**Aim of the task:** Examine the entries below, count the lines holding the string "SkewT", and respond with the number only.

[Source records]
○ ○ ○ ○ ○ ○ ○

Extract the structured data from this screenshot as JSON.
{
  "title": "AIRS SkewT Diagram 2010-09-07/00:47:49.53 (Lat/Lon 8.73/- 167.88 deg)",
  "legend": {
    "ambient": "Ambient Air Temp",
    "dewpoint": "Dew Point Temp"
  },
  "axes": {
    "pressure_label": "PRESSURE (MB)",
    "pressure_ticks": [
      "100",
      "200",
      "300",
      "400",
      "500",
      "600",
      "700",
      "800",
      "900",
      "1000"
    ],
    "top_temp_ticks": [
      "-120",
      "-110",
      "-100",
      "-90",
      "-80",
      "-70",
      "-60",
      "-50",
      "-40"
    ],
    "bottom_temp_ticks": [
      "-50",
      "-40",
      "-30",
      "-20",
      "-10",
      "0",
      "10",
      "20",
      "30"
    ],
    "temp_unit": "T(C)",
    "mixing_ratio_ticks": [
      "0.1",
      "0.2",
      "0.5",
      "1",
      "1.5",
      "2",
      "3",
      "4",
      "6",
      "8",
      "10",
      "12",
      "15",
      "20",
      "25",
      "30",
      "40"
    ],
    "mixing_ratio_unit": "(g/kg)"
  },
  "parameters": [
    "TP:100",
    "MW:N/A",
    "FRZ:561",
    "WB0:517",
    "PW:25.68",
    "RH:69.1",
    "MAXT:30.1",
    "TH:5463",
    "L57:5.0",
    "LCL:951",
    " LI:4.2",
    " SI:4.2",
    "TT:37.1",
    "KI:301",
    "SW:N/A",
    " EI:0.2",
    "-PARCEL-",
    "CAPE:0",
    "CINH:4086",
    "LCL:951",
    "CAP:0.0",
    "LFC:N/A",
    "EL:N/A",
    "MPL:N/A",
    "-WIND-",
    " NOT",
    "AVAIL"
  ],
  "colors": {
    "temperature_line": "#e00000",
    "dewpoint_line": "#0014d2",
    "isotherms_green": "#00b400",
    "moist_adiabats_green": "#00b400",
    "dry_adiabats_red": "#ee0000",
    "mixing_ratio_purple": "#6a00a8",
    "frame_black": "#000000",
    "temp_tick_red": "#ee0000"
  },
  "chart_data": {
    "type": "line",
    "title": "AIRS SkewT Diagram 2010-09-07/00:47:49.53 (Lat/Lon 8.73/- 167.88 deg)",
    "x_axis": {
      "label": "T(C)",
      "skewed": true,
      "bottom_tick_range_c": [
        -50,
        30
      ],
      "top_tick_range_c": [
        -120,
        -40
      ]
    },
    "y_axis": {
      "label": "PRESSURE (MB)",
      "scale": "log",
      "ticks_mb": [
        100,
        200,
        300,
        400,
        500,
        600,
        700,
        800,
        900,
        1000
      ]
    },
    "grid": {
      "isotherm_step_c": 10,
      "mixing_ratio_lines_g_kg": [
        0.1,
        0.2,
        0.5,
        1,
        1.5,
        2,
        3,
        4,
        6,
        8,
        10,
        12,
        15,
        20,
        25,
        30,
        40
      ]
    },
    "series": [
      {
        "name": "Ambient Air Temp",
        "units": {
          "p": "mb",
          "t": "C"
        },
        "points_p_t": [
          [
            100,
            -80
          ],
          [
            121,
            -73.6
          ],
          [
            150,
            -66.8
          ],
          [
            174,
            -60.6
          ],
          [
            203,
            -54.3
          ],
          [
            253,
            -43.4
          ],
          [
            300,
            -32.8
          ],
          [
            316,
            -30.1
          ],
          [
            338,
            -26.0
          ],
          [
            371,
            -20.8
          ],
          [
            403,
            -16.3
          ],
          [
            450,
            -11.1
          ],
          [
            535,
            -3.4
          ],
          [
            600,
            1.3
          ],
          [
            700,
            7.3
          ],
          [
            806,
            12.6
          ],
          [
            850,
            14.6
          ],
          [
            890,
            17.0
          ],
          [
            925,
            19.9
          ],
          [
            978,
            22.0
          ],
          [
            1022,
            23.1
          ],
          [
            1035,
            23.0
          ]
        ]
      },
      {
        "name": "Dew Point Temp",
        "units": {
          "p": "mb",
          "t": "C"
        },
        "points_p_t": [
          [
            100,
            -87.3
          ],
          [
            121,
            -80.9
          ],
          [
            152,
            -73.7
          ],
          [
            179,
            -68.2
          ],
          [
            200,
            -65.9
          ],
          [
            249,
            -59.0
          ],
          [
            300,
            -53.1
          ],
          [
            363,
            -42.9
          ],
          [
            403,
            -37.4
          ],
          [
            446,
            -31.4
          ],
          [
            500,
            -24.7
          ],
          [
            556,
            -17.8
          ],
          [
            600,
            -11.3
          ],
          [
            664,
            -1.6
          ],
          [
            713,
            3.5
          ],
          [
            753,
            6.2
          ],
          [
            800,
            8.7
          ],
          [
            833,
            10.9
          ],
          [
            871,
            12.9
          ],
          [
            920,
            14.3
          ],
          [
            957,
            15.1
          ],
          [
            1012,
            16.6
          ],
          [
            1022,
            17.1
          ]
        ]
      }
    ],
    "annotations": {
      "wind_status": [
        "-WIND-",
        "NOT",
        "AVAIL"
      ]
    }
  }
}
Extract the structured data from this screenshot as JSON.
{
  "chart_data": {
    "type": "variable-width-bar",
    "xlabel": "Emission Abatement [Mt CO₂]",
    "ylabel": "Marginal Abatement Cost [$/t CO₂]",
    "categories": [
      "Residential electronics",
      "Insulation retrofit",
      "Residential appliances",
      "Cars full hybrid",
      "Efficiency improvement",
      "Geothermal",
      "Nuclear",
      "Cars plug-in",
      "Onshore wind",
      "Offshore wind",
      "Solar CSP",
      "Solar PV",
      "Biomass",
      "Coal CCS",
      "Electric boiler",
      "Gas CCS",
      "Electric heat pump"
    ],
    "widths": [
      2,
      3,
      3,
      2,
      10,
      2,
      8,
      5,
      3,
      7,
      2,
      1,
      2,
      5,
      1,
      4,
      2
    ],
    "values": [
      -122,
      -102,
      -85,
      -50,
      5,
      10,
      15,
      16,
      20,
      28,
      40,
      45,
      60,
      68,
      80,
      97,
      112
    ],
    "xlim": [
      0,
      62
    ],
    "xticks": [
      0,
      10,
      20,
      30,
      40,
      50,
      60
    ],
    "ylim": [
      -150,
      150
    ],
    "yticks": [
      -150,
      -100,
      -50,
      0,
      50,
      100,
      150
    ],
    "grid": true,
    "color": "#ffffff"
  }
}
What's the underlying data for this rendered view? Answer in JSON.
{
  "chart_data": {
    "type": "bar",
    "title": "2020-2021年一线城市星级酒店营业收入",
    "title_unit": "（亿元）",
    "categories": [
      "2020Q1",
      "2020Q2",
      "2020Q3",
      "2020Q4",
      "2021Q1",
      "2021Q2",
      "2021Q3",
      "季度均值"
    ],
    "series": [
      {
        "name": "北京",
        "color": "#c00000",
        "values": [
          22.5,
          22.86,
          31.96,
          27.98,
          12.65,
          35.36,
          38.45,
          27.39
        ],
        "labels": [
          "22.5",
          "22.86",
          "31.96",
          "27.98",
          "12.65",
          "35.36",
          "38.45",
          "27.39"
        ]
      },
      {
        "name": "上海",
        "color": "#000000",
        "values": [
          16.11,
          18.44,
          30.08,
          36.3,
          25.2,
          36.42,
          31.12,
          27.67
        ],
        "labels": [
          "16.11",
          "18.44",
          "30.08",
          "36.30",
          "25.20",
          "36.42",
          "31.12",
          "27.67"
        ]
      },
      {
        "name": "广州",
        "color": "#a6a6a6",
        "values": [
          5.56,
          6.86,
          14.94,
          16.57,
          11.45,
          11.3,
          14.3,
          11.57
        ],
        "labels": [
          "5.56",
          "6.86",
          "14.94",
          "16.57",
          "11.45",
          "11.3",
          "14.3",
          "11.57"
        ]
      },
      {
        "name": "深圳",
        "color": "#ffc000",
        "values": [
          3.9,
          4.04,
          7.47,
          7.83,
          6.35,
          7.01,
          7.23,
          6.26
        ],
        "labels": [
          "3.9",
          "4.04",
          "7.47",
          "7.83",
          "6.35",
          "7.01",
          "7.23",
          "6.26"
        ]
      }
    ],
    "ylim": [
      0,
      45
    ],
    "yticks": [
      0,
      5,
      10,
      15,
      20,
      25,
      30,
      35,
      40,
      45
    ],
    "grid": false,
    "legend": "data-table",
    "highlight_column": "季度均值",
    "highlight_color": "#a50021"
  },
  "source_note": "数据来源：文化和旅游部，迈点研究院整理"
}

○ ○ ○ ○ ○ ○ ○

**Finished answer:** 2